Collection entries
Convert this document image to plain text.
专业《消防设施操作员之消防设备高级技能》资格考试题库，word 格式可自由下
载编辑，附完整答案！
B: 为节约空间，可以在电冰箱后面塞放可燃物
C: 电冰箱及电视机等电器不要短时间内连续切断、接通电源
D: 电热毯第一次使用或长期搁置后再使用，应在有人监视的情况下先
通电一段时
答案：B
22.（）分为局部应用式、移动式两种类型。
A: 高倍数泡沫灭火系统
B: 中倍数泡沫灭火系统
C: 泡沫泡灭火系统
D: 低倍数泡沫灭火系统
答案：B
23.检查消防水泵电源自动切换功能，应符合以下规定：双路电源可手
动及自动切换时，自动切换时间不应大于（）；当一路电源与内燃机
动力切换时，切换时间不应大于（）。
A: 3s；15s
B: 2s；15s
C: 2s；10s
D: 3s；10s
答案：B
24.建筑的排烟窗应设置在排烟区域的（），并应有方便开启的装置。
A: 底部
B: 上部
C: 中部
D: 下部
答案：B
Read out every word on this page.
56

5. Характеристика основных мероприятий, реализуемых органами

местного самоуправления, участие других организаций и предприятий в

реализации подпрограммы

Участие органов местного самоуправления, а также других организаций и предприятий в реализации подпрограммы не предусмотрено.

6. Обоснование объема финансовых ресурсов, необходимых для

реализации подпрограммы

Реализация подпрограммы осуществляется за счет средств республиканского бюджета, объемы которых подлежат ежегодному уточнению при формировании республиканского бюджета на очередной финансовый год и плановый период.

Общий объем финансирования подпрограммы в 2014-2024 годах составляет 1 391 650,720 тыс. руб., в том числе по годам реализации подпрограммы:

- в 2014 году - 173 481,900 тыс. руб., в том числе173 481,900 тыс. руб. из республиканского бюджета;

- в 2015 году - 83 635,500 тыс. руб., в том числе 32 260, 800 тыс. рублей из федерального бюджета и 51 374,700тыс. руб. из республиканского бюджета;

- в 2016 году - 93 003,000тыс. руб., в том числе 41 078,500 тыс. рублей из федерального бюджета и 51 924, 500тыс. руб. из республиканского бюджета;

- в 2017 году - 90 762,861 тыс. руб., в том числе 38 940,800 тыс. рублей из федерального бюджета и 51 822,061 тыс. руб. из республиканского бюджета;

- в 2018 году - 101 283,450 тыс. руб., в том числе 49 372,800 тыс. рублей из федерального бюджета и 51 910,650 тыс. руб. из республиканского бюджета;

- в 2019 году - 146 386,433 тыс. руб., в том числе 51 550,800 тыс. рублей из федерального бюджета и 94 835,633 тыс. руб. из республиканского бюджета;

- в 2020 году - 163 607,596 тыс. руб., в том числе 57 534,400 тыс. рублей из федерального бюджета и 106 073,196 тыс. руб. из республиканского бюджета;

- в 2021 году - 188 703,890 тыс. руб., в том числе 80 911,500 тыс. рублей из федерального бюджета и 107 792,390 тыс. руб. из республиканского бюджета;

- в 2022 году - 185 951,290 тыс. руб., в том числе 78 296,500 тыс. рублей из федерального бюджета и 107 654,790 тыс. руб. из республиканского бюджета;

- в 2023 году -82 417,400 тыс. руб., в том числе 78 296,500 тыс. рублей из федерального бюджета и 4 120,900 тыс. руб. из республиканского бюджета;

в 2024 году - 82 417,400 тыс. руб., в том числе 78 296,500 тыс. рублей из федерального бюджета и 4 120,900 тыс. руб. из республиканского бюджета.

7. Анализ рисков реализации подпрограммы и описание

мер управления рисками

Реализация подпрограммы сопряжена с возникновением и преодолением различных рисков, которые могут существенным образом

• YOUR TASK: Copy out each line above, character for character.

• THE OUTPUT:
Convert this document image to plain text.
专业《消防设施操作员之消防设备高级技能》资格考试题库，word 格式可自由下
载编辑，附完整答案！
B: 为节约空间，可以在电冰箱后面塞放可燃物
C: 电冰箱及电视机等电器不要短时间内连续切断、接通电源
D: 电热毯第一次使用或长期搁置后再使用，应在有人监视的情况下先
通电一段时
答案：B
22.（）分为局部应用式、移动式两种类型。
A: 高倍数泡沫灭火系统
B: 中倍数泡沫灭火系统
C: 泡沫泡灭火系统
D: 低倍数泡沫灭火系统
答案：B
23.检查消防水泵电源自动切换功能，应符合以下规定：双路电源可手
动及自动切换时，自动切换时间不应大于（）；当一路电源与内燃机
动力切换时，切换时间不应大于（）。
A: 3s；15s
B: 2s；15s
C: 2s；10s
D: 3s；10s
答案：B
24.建筑的排烟窗应设置在排烟区域的（），并应有方便开启的装置。
A: 底部
B: 上部
C: 中部
D: 下部
答案：B
Read out every word on this page.
56

5. Характеристика основных мероприятий, реализуемых органами

местного самоуправления, участие других организаций и предприятий в

реализации подпрограммы

Участие органов местного самоуправления, а также других организаций и предприятий в реализации подпрограммы не предусмотрено.

6. Обоснование объема финансовых ресурсов, необходимых для

реализации подпрограммы

Реализация подпрограммы осуществляется за счет средств республиканского бюджета, объемы которых подлежат ежегодному уточнению при формировании республиканского бюджета на очередной финансовый год и плановый период.

Общий объем финансирования подпрограммы в 2014-2024 годах составляет 1 391 650,720 тыс. руб., в том числе по годам реализации подпрограммы:

- в 2014 году - 173 481,900 тыс. руб., в том числе173 481,900 тыс. руб. из республиканского бюджета;

- в 2015 году - 83 635,500 тыс. руб., в том числе 32 260, 800 тыс. рублей из федерального бюджета и 51 374,700тыс. руб. из республиканского бюджета;

- в 2016 году - 93 003,000тыс. руб., в том числе 41 078,500 тыс. рублей из федерального бюджета и 51 924, 500тыс. руб. из республиканского бюджета;

- в 2017 году - 90 762,861 тыс. руб., в том числе 38 940,800 тыс. рублей из федерального бюджета и 51 822,061 тыс. руб. из республиканского бюджета;

- в 2018 году - 101 283,450 тыс. руб., в том числе 49 372,800 тыс. рублей из федерального бюджета и 51 910,650 тыс. руб. из республиканского бюджета;

- в 2019 году - 146 386,433 тыс. руб., в том числе 51 550,800 тыс. рублей из федерального бюджета и 94 835,633 тыс. руб. из республиканского бюджета;

- в 2020 году - 163 607,596 тыс. руб., в том числе 57 534,400 тыс. рублей из федерального бюджета и 106 073,196 тыс. руб. из республиканского бюджета;

- в 2021 году - 188 703,890 тыс. руб., в том числе 80 911,500 тыс. рублей из федерального бюджета и 107 792,390 тыс. руб. из республиканского бюджета;

- в 2022 году - 185 951,290 тыс. руб., в том числе 78 296,500 тыс. рублей из федерального бюджета и 107 654,790 тыс. руб. из республиканского бюджета;

- в 2023 году -82 417,400 тыс. руб., в том числе 78 296,500 тыс. рублей из федерального бюджета и 4 120,900 тыс. руб. из республиканского бюджета;

в 2024 году - 82 417,400 тыс. руб., в том числе 78 296,500 тыс. рублей из федерального бюджета и 4 120,900 тыс. руб. из республиканского бюджета.

7. Анализ рисков реализации подпрограммы и описание

мер управления рисками

Реализация подпрограммы сопряжена с возникновением и преодолением различных рисков, которые могут существенным образом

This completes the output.